Dataset rows:
============
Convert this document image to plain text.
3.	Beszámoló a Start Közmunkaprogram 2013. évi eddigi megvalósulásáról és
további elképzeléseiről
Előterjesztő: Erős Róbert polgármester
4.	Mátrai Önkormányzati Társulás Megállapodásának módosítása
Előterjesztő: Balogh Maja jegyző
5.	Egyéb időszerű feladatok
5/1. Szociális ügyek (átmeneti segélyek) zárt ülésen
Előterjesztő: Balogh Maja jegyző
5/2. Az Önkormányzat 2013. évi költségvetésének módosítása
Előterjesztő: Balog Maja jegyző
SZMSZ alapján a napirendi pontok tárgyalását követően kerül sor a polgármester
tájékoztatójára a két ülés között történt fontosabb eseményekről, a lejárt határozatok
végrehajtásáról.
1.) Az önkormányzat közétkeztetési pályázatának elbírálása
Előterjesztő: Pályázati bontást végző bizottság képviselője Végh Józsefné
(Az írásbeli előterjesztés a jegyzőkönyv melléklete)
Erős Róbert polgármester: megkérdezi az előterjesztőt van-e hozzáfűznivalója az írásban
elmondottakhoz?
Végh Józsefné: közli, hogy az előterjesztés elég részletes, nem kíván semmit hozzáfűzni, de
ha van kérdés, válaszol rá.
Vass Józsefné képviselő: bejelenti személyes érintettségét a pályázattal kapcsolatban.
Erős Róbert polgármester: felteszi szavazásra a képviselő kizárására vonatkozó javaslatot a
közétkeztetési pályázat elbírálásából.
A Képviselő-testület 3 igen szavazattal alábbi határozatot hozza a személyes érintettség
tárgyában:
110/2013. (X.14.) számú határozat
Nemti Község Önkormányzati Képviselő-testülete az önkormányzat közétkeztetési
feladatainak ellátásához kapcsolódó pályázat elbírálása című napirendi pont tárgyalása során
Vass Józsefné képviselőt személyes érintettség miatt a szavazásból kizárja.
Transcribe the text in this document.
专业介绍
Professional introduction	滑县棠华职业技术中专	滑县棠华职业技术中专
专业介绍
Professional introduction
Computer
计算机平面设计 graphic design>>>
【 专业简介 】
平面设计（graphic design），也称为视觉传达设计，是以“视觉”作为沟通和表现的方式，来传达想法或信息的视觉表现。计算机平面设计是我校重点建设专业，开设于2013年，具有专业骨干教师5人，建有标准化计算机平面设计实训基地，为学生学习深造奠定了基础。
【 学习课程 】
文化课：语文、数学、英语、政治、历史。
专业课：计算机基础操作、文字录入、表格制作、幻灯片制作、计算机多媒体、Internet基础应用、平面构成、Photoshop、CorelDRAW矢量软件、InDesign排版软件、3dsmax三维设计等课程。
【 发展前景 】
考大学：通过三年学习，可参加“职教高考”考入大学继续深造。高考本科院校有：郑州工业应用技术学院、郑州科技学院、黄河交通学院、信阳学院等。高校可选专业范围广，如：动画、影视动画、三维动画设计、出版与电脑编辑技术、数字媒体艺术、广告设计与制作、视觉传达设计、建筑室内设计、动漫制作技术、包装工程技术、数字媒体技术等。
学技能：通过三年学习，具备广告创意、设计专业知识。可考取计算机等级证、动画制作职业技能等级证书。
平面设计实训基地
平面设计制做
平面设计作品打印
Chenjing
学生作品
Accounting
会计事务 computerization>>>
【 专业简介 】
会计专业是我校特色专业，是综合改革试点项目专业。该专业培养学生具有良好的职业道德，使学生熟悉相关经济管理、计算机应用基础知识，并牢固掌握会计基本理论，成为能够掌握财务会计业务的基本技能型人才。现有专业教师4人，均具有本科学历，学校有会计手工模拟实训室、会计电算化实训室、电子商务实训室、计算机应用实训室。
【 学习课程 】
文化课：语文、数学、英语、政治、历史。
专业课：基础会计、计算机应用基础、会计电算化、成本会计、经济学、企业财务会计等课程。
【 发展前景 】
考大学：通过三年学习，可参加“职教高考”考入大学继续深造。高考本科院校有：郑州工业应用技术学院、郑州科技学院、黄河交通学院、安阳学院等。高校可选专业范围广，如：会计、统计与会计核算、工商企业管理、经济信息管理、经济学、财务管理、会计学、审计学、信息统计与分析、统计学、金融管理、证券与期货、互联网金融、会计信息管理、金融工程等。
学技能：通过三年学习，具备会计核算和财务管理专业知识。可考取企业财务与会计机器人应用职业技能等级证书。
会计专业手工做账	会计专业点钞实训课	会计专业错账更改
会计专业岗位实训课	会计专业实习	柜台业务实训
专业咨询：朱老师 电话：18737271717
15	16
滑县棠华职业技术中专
============
Objective:
Copy every line of the material, please, keeping it exactly the same.

Solution for this problem:
Convert this document image to plain text.
3.	Beszámoló a Start Közmunkaprogram 2013. évi eddigi megvalósulásáról és
további elképzeléseiről
Előterjesztő: Erős Róbert polgármester
4.	Mátrai Önkormányzati Társulás Megállapodásának módosítása
Előterjesztő: Balogh Maja jegyző
5.	Egyéb időszerű feladatok
5/1. Szociális ügyek (átmeneti segélyek) zárt ülésen
Előterjesztő: Balogh Maja jegyző
5/2. Az Önkormányzat 2013. évi költségvetésének módosítása
Előterjesztő: Balog Maja jegyző
SZMSZ alapján a napirendi pontok tárgyalását követően kerül sor a polgármester
tájékoztatójára a két ülés között történt fontosabb eseményekről, a lejárt határozatok
végrehajtásáról.
1.) Az önkormányzat közétkeztetési pályázatának elbírálása
Előterjesztő: Pályázati bontást végző bizottság képviselője Végh Józsefné
(Az írásbeli előterjesztés a jegyzőkönyv melléklete)
Erős Róbert polgármester: megkérdezi az előterjesztőt van-e hozzáfűznivalója az írásban
elmondottakhoz?
Végh Józsefné: közli, hogy az előterjesztés elég részletes, nem kíván semmit hozzáfűzni, de
ha van kérdés, válaszol rá.
Vass Józsefné képviselő: bejelenti személyes érintettségét a pályázattal kapcsolatban.
Erős Róbert polgármester: felteszi szavazásra a képviselő kizárására vonatkozó javaslatot a
közétkeztetési pályázat elbírálásából.
A Képviselő-testület 3 igen szavazattal alábbi határozatot hozza a személyes érintettség
tárgyában:
110/2013. (X.14.) számú határozat
Nemti Község Önkormányzati Képviselő-testülete az önkormányzat közétkeztetési
feladatainak ellátásához kapcsolódó pályázat elbírálása című napirendi pont tárgyalása során
Vass Józsefné képviselőt személyes érintettség miatt a szavazásból kizárja.
Transcribe the text in this document.
专业介绍
Professional introduction	滑县棠华职业技术中专	滑县棠华职业技术中专
专业介绍
Professional introduction
Computer
计算机平面设计 graphic design>>>
【 专业简介 】
平面设计（graphic design），也称为视觉传达设计，是以“视觉”作为沟通和表现的方式，来传达想法或信息的视觉表现。计算机平面设计是我校重点建设专业，开设于2013年，具有专业骨干教师5人，建有标准化计算机平面设计实训基地，为学生学习深造奠定了基础。
【 学习课程 】
文化课：语文、数学、英语、政治、历史。
专业课：计算机基础操作、文字录入、表格制作、幻灯片制作、计算机多媒体、Internet基础应用、平面构成、Photoshop、CorelDRAW矢量软件、InDesign排版软件、3dsmax三维设计等课程。
【 发展前景 】
考大学：通过三年学习，可参加“职教高考”考入大学继续深造。高考本科院校有：郑州工业应用技术学院、郑州科技学院、黄河交通学院、信阳学院等。高校可选专业范围广，如：动画、影视动画、三维动画设计、出版与电脑编辑技术、数字媒体艺术、广告设计与制作、视觉传达设计、建筑室内设计、动漫制作技术、包装工程技术、数字媒体技术等。
学技能：通过三年学习，具备广告创意、设计专业知识。可考取计算机等级证、动画制作职业技能等级证书。
平面设计实训基地
平面设计制做
平面设计作品打印
Chenjing
学生作品
Accounting
会计事务 computerization>>>
【 专业简介 】
会计专业是我校特色专业，是综合改革试点项目专业。该专业培养学生具有良好的职业道德，使学生熟悉相关经济管理、计算机应用基础知识，并牢固掌握会计基本理论，成为能够掌握财务会计业务的基本技能型人才。现有专业教师4人，均具有本科学历，学校有会计手工模拟实训室、会计电算化实训室、电子商务实训室、计算机应用实训室。
【 学习课程 】
文化课：语文、数学、英语、政治、历史。
专业课：基础会计、计算机应用基础、会计电算化、成本会计、经济学、企业财务会计等课程。
【 发展前景 】
考大学：通过三年学习，可参加“职教高考”考入大学继续深造。高考本科院校有：郑州工业应用技术学院、郑州科技学院、黄河交通学院、安阳学院等。高校可选专业范围广，如：会计、统计与会计核算、工商企业管理、经济信息管理、经济学、财务管理、会计学、审计学、信息统计与分析、统计学、金融管理、证券与期货、互联网金融、会计信息管理、金融工程等。
学技能：通过三年学习，具备会计核算和财务管理专业知识。可考取企业财务与会计机器人应用职业技能等级证书。
会计专业手工做账	会计专业点钞实训课	会计专业错账更改
会计专业岗位实训课	会计专业实习	柜台业务实训
专业咨询：朱老师 电话：18737271717
15	16
滑县棠华职业技术中专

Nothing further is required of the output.